┌──

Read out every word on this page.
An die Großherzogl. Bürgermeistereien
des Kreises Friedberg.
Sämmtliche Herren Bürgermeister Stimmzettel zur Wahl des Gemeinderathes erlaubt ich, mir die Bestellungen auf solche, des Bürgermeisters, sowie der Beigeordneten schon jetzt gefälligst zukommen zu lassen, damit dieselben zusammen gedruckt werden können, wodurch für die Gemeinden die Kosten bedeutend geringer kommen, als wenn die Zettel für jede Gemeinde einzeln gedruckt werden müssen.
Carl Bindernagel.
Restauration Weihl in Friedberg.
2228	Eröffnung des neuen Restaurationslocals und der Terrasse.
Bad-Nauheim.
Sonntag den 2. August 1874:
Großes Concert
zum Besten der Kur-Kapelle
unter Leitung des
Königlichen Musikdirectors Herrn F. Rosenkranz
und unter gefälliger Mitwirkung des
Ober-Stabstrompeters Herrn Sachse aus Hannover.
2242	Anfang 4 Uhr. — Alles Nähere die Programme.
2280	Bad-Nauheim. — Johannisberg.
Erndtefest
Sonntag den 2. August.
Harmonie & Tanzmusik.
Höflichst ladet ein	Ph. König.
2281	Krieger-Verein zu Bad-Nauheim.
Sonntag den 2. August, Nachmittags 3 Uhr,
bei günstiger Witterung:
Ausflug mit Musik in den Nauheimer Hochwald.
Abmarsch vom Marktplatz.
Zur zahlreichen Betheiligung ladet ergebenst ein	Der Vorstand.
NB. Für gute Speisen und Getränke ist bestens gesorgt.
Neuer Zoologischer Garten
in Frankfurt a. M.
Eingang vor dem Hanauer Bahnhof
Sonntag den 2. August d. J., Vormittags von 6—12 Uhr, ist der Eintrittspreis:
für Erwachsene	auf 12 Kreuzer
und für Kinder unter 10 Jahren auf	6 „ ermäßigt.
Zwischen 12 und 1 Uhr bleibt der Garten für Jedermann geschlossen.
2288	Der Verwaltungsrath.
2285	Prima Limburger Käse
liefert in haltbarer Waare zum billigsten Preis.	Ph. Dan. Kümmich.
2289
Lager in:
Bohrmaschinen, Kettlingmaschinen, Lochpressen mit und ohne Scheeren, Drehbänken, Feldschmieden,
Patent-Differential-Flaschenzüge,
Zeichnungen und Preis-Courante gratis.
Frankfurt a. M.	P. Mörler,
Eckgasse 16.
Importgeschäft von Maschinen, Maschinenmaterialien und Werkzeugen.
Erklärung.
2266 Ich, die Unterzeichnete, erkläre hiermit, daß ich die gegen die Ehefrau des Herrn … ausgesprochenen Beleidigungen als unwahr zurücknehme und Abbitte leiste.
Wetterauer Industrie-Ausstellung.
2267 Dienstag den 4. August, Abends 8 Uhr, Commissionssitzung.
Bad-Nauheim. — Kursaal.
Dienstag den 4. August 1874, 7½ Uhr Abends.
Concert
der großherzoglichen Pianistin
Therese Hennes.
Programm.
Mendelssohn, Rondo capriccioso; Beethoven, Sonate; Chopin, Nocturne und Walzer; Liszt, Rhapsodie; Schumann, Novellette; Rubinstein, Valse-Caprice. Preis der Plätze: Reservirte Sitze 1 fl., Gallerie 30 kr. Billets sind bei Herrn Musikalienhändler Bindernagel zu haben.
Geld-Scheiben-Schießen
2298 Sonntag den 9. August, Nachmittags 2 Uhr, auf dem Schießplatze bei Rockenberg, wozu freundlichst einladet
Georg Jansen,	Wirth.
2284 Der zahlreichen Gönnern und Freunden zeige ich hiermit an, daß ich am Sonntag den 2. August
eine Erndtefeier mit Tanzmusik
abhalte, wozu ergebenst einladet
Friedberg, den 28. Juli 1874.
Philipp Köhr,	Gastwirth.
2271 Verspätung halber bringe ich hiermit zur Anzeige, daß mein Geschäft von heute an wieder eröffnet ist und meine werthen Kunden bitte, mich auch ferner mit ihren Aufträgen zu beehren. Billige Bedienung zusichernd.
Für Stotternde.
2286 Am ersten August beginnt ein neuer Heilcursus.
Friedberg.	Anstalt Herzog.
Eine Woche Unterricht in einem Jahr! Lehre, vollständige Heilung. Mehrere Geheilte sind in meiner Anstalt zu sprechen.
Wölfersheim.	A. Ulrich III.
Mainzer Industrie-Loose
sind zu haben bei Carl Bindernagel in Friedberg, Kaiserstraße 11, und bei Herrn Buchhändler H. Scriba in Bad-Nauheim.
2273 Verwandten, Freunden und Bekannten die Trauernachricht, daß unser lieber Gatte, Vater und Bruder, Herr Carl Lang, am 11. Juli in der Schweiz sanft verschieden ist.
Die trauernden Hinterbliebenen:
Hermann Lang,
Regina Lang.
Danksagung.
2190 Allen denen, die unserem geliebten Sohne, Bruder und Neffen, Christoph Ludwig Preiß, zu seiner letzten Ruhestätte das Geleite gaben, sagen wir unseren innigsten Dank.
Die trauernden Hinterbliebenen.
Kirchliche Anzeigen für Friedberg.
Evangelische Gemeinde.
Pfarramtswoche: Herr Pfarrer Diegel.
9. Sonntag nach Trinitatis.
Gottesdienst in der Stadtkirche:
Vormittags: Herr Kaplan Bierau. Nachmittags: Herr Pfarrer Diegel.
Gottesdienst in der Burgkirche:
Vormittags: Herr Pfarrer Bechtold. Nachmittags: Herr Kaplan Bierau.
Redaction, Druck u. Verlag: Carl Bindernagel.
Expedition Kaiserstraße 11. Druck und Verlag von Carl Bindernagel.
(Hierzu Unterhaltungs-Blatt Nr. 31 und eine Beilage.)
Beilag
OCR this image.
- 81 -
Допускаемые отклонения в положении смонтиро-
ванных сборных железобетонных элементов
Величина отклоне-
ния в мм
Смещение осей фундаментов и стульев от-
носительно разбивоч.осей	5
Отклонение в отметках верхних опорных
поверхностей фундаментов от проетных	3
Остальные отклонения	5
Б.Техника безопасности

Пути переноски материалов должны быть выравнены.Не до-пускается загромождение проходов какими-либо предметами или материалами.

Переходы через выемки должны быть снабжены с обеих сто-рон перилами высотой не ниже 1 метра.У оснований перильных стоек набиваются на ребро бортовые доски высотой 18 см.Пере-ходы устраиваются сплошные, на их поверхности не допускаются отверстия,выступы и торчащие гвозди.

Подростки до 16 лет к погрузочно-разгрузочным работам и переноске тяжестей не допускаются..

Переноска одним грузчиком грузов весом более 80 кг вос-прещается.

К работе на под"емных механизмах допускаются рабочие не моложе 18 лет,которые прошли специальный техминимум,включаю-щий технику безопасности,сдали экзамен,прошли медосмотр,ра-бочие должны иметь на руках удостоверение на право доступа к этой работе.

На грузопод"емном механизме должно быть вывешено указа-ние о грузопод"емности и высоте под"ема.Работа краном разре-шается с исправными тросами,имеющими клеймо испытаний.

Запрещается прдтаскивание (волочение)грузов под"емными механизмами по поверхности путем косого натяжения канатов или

└──

▶ _PROBLEM DETAILS_
Whenever "zahlreichen" turns up in a line, pick that line out.

▶ _EXERCISE ANSWER_
Zur zahlreichen Betheiligung ladet ergebenst ein	Der Vorstand.
2284 Der zahlreichen Gönnern und Freunden zeige ich hiermit an, daß ich am Sonntag den 2. August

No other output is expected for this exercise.